__What to work on__
Return the stretch of the memoir passage about the Society of Authors committee that starts with "And now the" and goes on through "Society of Authors.", word for word.

───── Supplied passage ─────

And now the Communist Party Writers' Group put me into a truly ridiculous situation. Montagu Slater and John Sommerfield told me that they had gone to the Annual General Meeting of the Society of Authors.
*
This, they said, was an authoritarian, undemocratic organisation, run by a self-perpetuating oligarchy. No member ever went to an AGM. They had put my name forward to be on the management committee. I was furious, said I had meant it when I told them I hated meetings. I would not go. Too late, they said airily, and after all, I did have to do something as a Party member. I could regard it as my revolutionary duty. They did speak with the sardonic relish for incongruity which I understood so well. I therefore found myself in that charming Chelsea house, at a meeting, to help run the affairs of the Society. They, of course, knew that I was a communist, having been proposed by two well-known communists, and they saw me as a beachhead for an invading force. They expected from me the dishonesty and double-dealing characteristic of the comrades. After all, they could hardly be innocent of the ways of the Party, since some of them were bound to have been in it, or near it. I cannot remember who they were. A young woman announced that she was a Conservative. She was there as a counterbalance to this subversive person, and scarcely took her satiric and knowledgeable eye off me. How I wish I could remember who she was. As for me, I was depressed and discouraged. I knew nothing about the policies of British literature, and did not care much, being so absorbed in the difficulties of trying to write when so beset with the problems of money, my child, my mother, my psychotherapist, my lover, and—not least—wishing I could slip unnoticed from the Party. For this was a time when, if any public person left the Party, it was to the accompaniment of press furore: ‘So-and-so has left the Communist Hell.' ‘Communist Party Secrets Revealed.' You were always meeting ex-comrades apologising: ‘I'm terribly sorry, I didn't say that. They made it all up.' (Then, as now.)

I was a year on that committee, hating every minute.

───── Record extracts ─────

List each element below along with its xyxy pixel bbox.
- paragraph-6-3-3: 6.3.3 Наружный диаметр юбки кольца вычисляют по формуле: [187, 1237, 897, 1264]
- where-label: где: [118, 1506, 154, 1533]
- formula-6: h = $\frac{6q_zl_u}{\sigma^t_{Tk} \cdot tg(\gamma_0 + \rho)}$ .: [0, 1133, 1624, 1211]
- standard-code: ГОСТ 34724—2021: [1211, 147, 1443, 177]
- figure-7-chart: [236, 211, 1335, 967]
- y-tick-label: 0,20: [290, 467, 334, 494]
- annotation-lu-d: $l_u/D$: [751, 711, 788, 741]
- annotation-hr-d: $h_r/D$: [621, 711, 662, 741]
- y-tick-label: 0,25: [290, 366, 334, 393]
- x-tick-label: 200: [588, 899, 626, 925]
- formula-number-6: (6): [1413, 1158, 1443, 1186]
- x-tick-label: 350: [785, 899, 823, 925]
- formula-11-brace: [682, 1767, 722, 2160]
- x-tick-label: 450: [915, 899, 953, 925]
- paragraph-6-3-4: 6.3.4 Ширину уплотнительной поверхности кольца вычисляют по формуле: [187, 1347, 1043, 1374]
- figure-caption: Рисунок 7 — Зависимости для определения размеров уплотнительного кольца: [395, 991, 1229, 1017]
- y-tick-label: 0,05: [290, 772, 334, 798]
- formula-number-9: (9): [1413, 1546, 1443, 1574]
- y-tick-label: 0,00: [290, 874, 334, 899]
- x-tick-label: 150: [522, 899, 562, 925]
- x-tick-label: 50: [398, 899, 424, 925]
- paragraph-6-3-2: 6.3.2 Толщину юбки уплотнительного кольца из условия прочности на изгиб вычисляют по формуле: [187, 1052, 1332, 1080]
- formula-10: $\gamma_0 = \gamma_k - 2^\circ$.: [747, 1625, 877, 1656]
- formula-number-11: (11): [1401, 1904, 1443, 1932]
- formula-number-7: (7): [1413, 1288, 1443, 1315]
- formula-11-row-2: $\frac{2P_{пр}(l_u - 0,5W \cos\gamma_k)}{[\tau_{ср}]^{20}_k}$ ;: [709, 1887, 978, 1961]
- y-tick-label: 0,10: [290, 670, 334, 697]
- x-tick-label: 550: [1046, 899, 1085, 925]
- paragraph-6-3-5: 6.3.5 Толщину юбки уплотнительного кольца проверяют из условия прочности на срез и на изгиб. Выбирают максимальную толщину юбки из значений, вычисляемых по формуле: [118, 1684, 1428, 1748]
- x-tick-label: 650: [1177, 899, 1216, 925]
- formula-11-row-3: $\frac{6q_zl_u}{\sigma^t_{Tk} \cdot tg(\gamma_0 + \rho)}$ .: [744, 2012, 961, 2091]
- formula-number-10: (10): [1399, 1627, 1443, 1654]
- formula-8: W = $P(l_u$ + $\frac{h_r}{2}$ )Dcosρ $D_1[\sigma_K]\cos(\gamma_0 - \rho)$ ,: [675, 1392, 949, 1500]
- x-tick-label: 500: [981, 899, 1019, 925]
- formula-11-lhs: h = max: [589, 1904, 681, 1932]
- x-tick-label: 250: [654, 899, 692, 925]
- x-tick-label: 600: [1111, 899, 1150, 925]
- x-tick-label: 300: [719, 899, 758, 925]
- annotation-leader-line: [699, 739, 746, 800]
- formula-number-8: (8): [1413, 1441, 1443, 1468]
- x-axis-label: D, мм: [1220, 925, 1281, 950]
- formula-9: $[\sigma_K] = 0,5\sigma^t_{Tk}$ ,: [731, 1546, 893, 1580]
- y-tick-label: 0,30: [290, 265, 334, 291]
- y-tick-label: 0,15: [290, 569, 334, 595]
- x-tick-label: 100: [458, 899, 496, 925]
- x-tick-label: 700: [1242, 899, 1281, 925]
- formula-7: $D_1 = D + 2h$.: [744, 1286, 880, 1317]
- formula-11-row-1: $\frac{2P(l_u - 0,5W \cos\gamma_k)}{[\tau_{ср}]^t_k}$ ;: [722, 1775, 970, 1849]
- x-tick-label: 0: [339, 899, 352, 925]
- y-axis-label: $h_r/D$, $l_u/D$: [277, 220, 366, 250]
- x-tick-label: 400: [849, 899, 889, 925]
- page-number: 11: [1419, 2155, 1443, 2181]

─────

__Solution to this task__
And now the Communist Party Writers' Group put me into a truly ridiculous situation. Montagu Slater and John Sommerfield told me that they had gone to the Annual General Meeting of the Society of Authors.